* Exercise task *
Omit the images, then output each of the records below exactly.

(Chart and figure data)
** Start **
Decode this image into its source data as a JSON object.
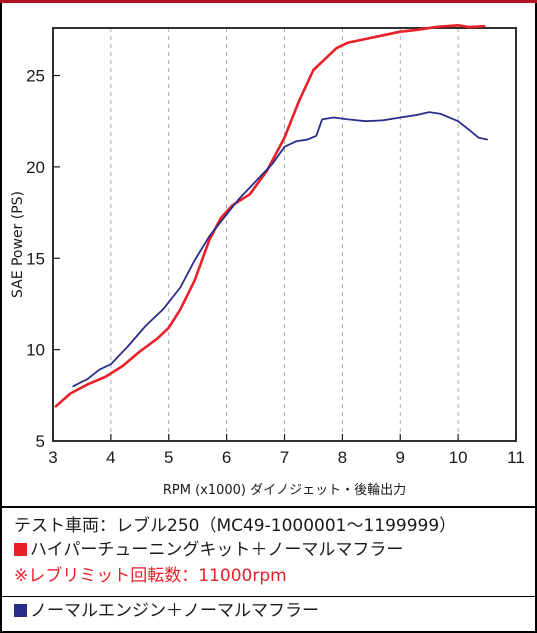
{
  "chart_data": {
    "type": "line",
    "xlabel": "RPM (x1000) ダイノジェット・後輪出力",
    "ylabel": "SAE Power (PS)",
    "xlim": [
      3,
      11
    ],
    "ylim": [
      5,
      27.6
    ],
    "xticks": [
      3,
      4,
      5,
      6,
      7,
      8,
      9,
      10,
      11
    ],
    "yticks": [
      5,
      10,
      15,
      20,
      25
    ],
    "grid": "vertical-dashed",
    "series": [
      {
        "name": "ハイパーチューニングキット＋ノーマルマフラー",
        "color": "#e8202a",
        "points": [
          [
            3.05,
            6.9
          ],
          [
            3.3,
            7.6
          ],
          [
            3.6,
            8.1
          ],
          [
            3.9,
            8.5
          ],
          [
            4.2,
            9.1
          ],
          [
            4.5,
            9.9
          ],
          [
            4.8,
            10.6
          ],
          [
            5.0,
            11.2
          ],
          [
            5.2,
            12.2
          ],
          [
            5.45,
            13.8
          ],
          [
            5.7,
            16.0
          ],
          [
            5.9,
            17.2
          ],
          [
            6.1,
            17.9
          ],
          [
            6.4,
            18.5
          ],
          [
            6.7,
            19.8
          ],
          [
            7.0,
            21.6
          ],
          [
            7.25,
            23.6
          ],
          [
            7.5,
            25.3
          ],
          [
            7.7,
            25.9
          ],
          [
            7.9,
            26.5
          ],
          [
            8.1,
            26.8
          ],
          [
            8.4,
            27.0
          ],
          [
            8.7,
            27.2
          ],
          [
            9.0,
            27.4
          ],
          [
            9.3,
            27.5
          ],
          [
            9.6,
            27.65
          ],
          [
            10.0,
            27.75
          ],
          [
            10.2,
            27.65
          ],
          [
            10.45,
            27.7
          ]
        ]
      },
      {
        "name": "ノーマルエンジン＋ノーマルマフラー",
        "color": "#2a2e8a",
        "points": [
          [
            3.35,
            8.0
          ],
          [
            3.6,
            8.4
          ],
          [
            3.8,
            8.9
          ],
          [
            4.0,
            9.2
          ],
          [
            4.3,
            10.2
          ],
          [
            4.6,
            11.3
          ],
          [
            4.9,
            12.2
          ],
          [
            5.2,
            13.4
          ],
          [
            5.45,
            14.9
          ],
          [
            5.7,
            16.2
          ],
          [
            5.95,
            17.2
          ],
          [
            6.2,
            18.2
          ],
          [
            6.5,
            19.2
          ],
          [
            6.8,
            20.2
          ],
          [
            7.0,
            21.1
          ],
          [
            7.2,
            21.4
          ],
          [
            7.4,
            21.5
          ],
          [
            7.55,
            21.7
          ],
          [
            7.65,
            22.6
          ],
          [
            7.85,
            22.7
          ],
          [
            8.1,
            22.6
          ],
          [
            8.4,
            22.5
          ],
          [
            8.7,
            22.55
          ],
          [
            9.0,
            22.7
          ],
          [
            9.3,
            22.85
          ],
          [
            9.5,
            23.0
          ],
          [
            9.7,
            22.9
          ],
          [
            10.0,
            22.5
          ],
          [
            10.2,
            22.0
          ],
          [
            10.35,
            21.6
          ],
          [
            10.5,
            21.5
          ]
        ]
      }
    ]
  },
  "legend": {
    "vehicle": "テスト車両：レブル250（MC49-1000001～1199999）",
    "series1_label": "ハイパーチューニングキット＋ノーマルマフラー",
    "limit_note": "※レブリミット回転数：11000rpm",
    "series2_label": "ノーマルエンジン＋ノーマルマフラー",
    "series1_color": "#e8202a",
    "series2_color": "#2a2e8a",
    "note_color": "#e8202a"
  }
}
** End **
* Correct answer *
Decode this image into its source data as a JSON object.
{
  "chart_data": {
    "type": "line",
    "xlabel": "RPM (x1000) ダイノジェット・後輪出力",
    "ylabel": "SAE Power (PS)",
    "xlim": [
      3,
      11
    ],
    "ylim": [
      5,
      27.6
    ],
    "xticks": [
      3,
      4,
      5,
      6,
      7,
      8,
      9,
      10,
      11
    ],
    "yticks": [
      5,
      10,
      15,
      20,
      25
    ],
    "grid": "vertical-dashed",
    "series": [
      {
        "name": "ハイパーチューニングキット＋ノーマルマフラー",
        "color": "#e8202a",
        "points": [
          [
            3.05,
            6.9
          ],
          [
            3.3,
            7.6
          ],
          [
            3.6,
            8.1
          ],
          [
            3.9,
            8.5
          ],
          [
            4.2,
            9.1
          ],
          [
            4.5,
            9.9
          ],
          [
            4.8,
            10.6
          ],
          [
            5.0,
            11.2
          ],
          [
            5.2,
            12.2
          ],
          [
            5.45,
            13.8
          ],
          [
            5.7,
            16.0
          ],
          [
            5.9,
            17.2
          ],
          [
            6.1,
            17.9
          ],
          [
            6.4,
            18.5
          ],
          [
            6.7,
            19.8
          ],
          [
            7.0,
            21.6
          ],
          [
            7.25,
            23.6
          ],
          [
            7.5,
            25.3
          ],
          [
            7.7,
            25.9
          ],
          [
            7.9,
            26.5
          ],
          [
            8.1,
            26.8
          ],
          [
            8.4,
            27.0
          ],
          [
            8.7,
            27.2
          ],
          [
            9.0,
            27.4
          ],
          [
            9.3,
            27.5
          ],
          [
            9.6,
            27.65
          ],
          [
            10.0,
            27.75
          ],
          [
            10.2,
            27.65
          ],
          [
            10.45,
            27.7
          ]
        ]
      },
      {
        "name": "ノーマルエンジン＋ノーマルマフラー",
        "color": "#2a2e8a",
        "points": [
          [
            3.35,
            8.0
          ],
          [
            3.6,
            8.4
          ],
          [
            3.8,
            8.9
          ],
          [
            4.0,
            9.2
          ],
          [
            4.3,
            10.2
          ],
          [
            4.6,
            11.3
          ],
          [
            4.9,
            12.2
          ],
          [
            5.2,
            13.4
          ],
          [
            5.45,
            14.9
          ],
          [
            5.7,
            16.2
          ],
          [
            5.95,
            17.2
          ],
          [
            6.2,
            18.2
          ],
          [
            6.5,
            19.2
          ],
          [
            6.8,
            20.2
          ],
          [
            7.0,
            21.1
          ],
          [
            7.2,
            21.4
          ],
          [
            7.4,
            21.5
          ],
          [
            7.55,
            21.7
          ],
          [
            7.65,
            22.6
          ],
          [
            7.85,
            22.7
          ],
          [
            8.1,
            22.6
          ],
          [
            8.4,
            22.5
          ],
          [
            8.7,
            22.55
          ],
          [
            9.0,
            22.7
          ],
          [
            9.3,
            22.85
          ],
          [
            9.5,
            23.0
          ],
          [
            9.7,
            22.9
          ],
          [
            10.0,
            22.5
          ],
          [
            10.2,
            22.0
          ],
          [
            10.35,
            21.6
          ],
          [
            10.5,
            21.5
          ]
        ]
      }
    ]
  },
  "legend": {
    "vehicle": "テスト車両：レブル250（MC49-1000001～1199999）",
    "series1_label": "ハイパーチューニングキット＋ノーマルマフラー",
    "limit_note": "※レブリミット回転数：11000rpm",
    "series2_label": "ノーマルエンジン＋ノーマルマフラー",
    "series1_color": "#e8202a",
    "series2_color": "#2a2e8a",
    "note_color": "#e8202a"
  }
}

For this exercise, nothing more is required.